**GIVEN RECORDS:**
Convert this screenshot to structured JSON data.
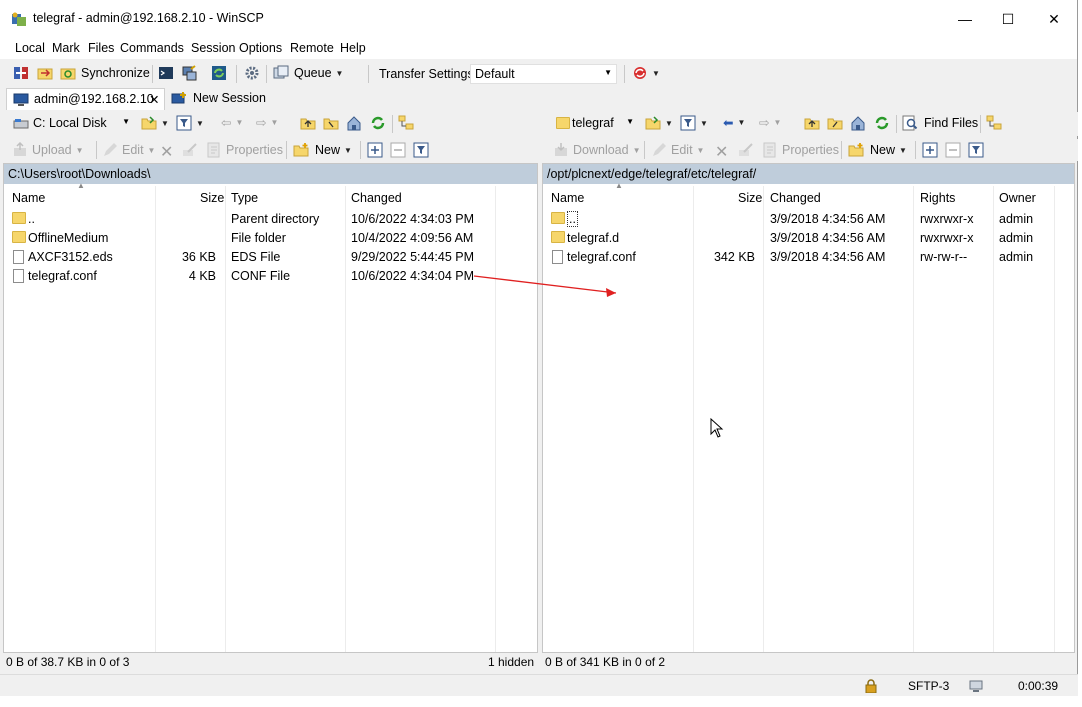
{
  "window": {
    "title": "telegraf - admin@192.168.2.10 - WinSCP",
    "minimize": "—",
    "maximize": "☐",
    "close": "✕"
  },
  "menu": [
    "Local",
    "Mark",
    "Files",
    "Commands",
    "Session",
    "Options",
    "Remote",
    "Help"
  ],
  "toolbar1": {
    "synchronize": "Synchronize",
    "queue": "Queue",
    "transfer_settings_label": "Transfer Settings",
    "transfer_settings_value": "Default"
  },
  "tabs": {
    "session": "admin@192.168.2.10",
    "session_close": "✕",
    "new_session": "New Session"
  },
  "left": {
    "drive": "C: Local Disk",
    "upload": "Upload",
    "edit": "Edit",
    "properties": "Properties",
    "new": "New",
    "path": "C:\\Users\\root\\Downloads\\",
    "columns": {
      "name": "Name",
      "size": "Size",
      "type": "Type",
      "changed": "Changed"
    },
    "rows": [
      {
        "name": "..",
        "size": "",
        "type": "Parent directory",
        "changed": "10/6/2022  4:34:03 PM",
        "icon": "parent-folder"
      },
      {
        "name": "OfflineMedium",
        "size": "",
        "type": "File folder",
        "changed": "10/4/2022  4:09:56 AM",
        "icon": "folder"
      },
      {
        "name": "AXCF3152.eds",
        "size": "36 KB",
        "type": "EDS File",
        "changed": "9/29/2022  5:44:45 PM",
        "icon": "file"
      },
      {
        "name": "telegraf.conf",
        "size": "4 KB",
        "type": "CONF File",
        "changed": "10/6/2022  4:34:04 PM",
        "icon": "file"
      }
    ],
    "status": "0 B of 38.7 KB in 0 of 3",
    "hidden": "1 hidden"
  },
  "right": {
    "folder": "telegraf",
    "find_files": "Find Files",
    "download": "Download",
    "edit": "Edit",
    "properties": "Properties",
    "new": "New",
    "path": "/opt/plcnext/edge/telegraf/etc/telegraf/",
    "columns": {
      "name": "Name",
      "size": "Size",
      "changed": "Changed",
      "rights": "Rights",
      "owner": "Owner"
    },
    "rows": [
      {
        "name": "..",
        "size": "",
        "changed": "3/9/2018 4:34:56 AM",
        "rights": "rwxrwxr-x",
        "owner": "admin",
        "icon": "parent-folder"
      },
      {
        "name": "telegraf.d",
        "size": "",
        "changed": "3/9/2018 4:34:56 AM",
        "rights": "rwxrwxr-x",
        "owner": "admin",
        "icon": "folder"
      },
      {
        "name": "telegraf.conf",
        "size": "342 KB",
        "changed": "3/9/2018 4:34:56 AM",
        "rights": "rw-rw-r--",
        "owner": "admin",
        "icon": "file"
      }
    ],
    "status": "0 B of 341 KB in 0 of 2"
  },
  "bottom": {
    "protocol": "SFTP-3",
    "time": "0:00:39"
  },
  "colors": {
    "path_bar": "#bfcddb",
    "arrow": "#e02020",
    "folder": "#f6d66b"
  }
}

**WHAT TO DO:**
Print each of the records above exactly as written, leaving no picture in the copy.

**PROBLEM SOLUTION:**
Convert this screenshot to structured JSON data.
{
  "window": {
    "title": "telegraf - admin@192.168.2.10 - WinSCP",
    "minimize": "—",
    "maximize": "☐",
    "close": "✕"
  },
  "menu": [
    "Local",
    "Mark",
    "Files",
    "Commands",
    "Session",
    "Options",
    "Remote",
    "Help"
  ],
  "toolbar1": {
    "synchronize": "Synchronize",
    "queue": "Queue",
    "transfer_settings_label": "Transfer Settings",
    "transfer_settings_value": "Default"
  },
  "tabs": {
    "session": "admin@192.168.2.10",
    "session_close": "✕",
    "new_session": "New Session"
  },
  "left": {
    "drive": "C: Local Disk",
    "upload": "Upload",
    "edit": "Edit",
    "properties": "Properties",
    "new": "New",
    "path": "C:\\Users\\root\\Downloads\\",
    "columns": {
      "name": "Name",
      "size": "Size",
      "type": "Type",
      "changed": "Changed"
    },
    "rows": [
      {
        "name": "..",
        "size": "",
        "type": "Parent directory",
        "changed": "10/6/2022  4:34:03 PM",
        "icon": "parent-folder"
      },
      {
        "name": "OfflineMedium",
        "size": "",
        "type": "File folder",
        "changed": "10/4/2022  4:09:56 AM",
        "icon": "folder"
      },
      {
        "name": "AXCF3152.eds",
        "size": "36 KB",
        "type": "EDS File",
        "changed": "9/29/2022  5:44:45 PM",
        "icon": "file"
      },
      {
        "name": "telegraf.conf",
        "size": "4 KB",
        "type": "CONF File",
        "changed": "10/6/2022  4:34:04 PM",
        "icon": "file"
      }
    ],
    "status": "0 B of 38.7 KB in 0 of 3",
    "hidden": "1 hidden"
  },
  "right": {
    "folder": "telegraf",
    "find_files": "Find Files",
    "download": "Download",
    "edit": "Edit",
    "properties": "Properties",
    "new": "New",
    "path": "/opt/plcnext/edge/telegraf/etc/telegraf/",
    "columns": {
      "name": "Name",
      "size": "Size",
      "changed": "Changed",
      "rights": "Rights",
      "owner": "Owner"
    },
    "rows": [
      {
        "name": "..",
        "size": "",
        "changed": "3/9/2018 4:34:56 AM",
        "rights": "rwxrwxr-x",
        "owner": "admin",
        "icon": "parent-folder"
      },
      {
        "name": "telegraf.d",
        "size": "",
        "changed": "3/9/2018 4:34:56 AM",
        "rights": "rwxrwxr-x",
        "owner": "admin",
        "icon": "folder"
      },
      {
        "name": "telegraf.conf",
        "size": "342 KB",
        "changed": "3/9/2018 4:34:56 AM",
        "rights": "rw-rw-r--",
        "owner": "admin",
        "icon": "file"
      }
    ],
    "status": "0 B of 341 KB in 0 of 2"
  },
  "bottom": {
    "protocol": "SFTP-3",
    "time": "0:00:39"
  },
  "colors": {
    "path_bar": "#bfcddb",
    "arrow": "#e02020",
    "folder": "#f6d66b"
  }
}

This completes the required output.